> **What you will do**
a) According to the running passage, in what year did the writer sign up for a first 5k race?
b) Reproduce part of the running passage word for word, starting at the words "I signed up" and stopping after "What an experience!".

> **Reading text**
Over the years I stopped running and picked it up again, similarly as my first 5k podcast done over 6 months rather then 9 weeks. It doesn’t bother me anymore. Today I know I will always be able pick it up. Even though I need to come back a little I will get there if I keep running.

I signed up for my first 5k running race in 2022. I almost gave up a night before. Old familiar voice creeped in once again, trying to persuade me what a fool I am to thinking I can run a race in my thirties. I felt very stressed out and cried my eyes out experiencing serious meltdown until I finally fell asleep. I wished to have there someone to support me, but my close people either weren’t available or didn’t know I even signed up or they just simply decided it is not worth it to be standing an hour by the fence and cheer me up. I was upset about it, but it was one of those moments when I had to decide to cheer myself up and not to be waiting for someone doing such thing for me. As much I wanted to share this experience with someone close I was doing it for myself after all.

What an experience!

> **Recorded information**

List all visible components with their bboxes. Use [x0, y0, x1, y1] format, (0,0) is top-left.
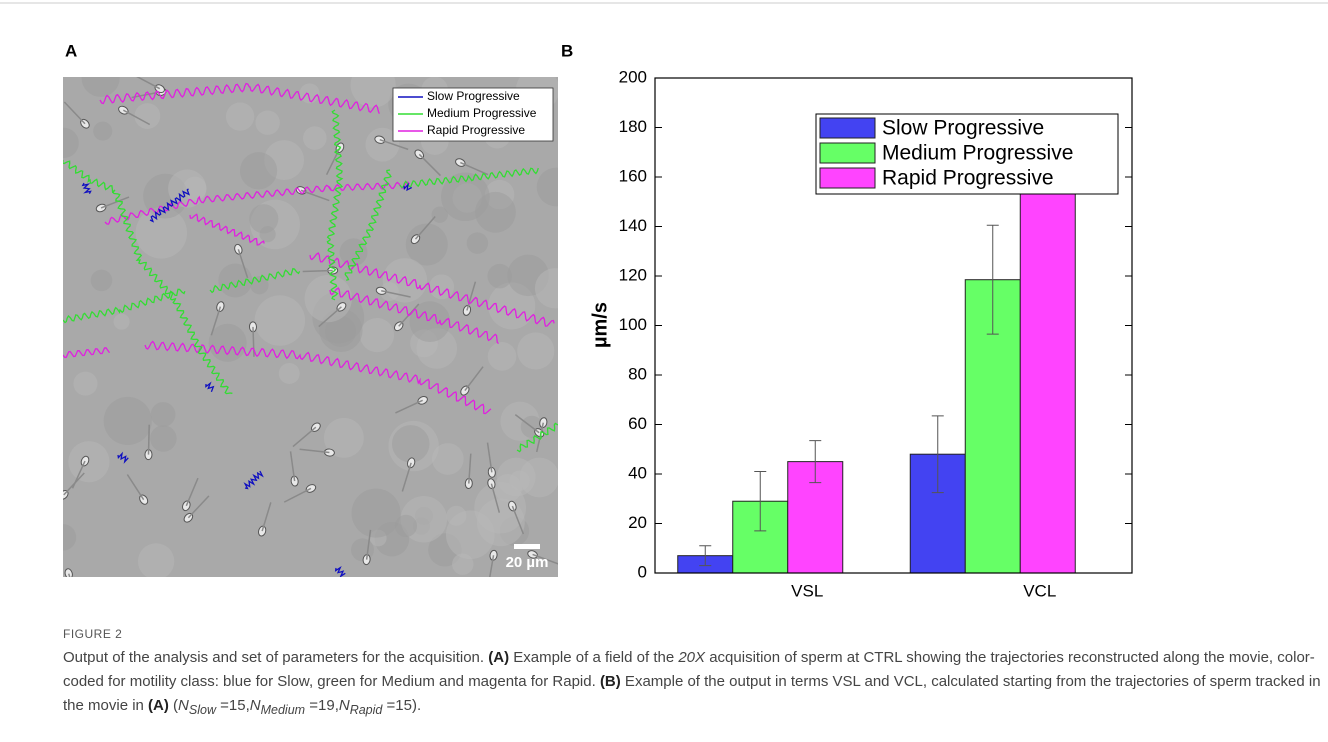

> **Solution set**
a) 2022

b)
I signed up for my first 5k running race in 2022. I almost gave up a night before. Old familiar voice creeped in once again, trying to persuade me what a fool I am to thinking I can run a race in my thirties. I felt very stressed out and cried my eyes out experiencing serious meltdown until I finally fell asleep. I wished to have there someone to support me, but my close people either weren’t available or didn’t know I even signed up or they just simply decided it is not worth it to be standing an hour by the fence and cheer me up. I was upset about it, but it was one of those moments when I had to decide to cheer myself up and not to be waiting for someone doing such thing for me. As much I wanted to share this experience with someone close I was doing it for myself after all.

What an experience!